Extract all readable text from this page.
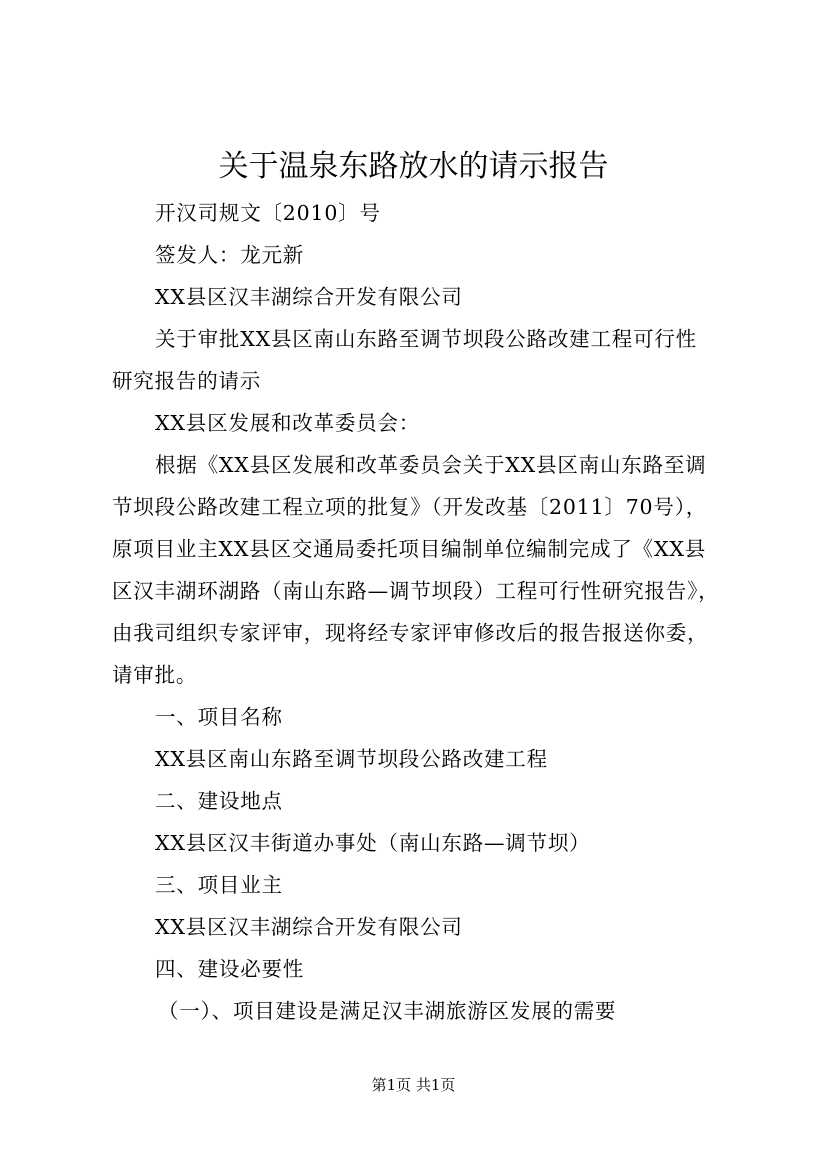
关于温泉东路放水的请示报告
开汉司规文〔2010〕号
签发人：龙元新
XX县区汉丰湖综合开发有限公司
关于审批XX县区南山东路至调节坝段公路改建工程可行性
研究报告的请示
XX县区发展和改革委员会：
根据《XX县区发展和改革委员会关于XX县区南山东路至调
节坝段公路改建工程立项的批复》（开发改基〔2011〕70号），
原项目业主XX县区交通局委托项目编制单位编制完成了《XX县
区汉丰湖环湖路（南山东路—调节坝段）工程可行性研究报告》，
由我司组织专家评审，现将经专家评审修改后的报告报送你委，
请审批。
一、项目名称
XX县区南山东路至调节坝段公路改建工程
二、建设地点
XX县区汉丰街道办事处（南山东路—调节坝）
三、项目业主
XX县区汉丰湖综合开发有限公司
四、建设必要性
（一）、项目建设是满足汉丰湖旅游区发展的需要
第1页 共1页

== == ==

### EXERCISE OBJECTIVE
Write out the material above once more, exactly as it reads, with no pictures.

### SOLUTION TO THE EXERCISE
Extract all readable text from this page.
关于温泉东路放水的请示报告
开汉司规文〔2010〕号
签发人：龙元新
XX县区汉丰湖综合开发有限公司
关于审批XX县区南山东路至调节坝段公路改建工程可行性
研究报告的请示
XX县区发展和改革委员会：
根据《XX县区发展和改革委员会关于XX县区南山东路至调
节坝段公路改建工程立项的批复》（开发改基〔2011〕70号），
原项目业主XX县区交通局委托项目编制单位编制完成了《XX县
区汉丰湖环湖路（南山东路—调节坝段）工程可行性研究报告》，
由我司组织专家评审，现将经专家评审修改后的报告报送你委，
请审批。
一、项目名称
XX县区南山东路至调节坝段公路改建工程
二、建设地点
XX县区汉丰街道办事处（南山东路—调节坝）
三、项目业主
XX县区汉丰湖综合开发有限公司
四、建设必要性
（一）、项目建设是满足汉丰湖旅游区发展的需要
第1页 共1页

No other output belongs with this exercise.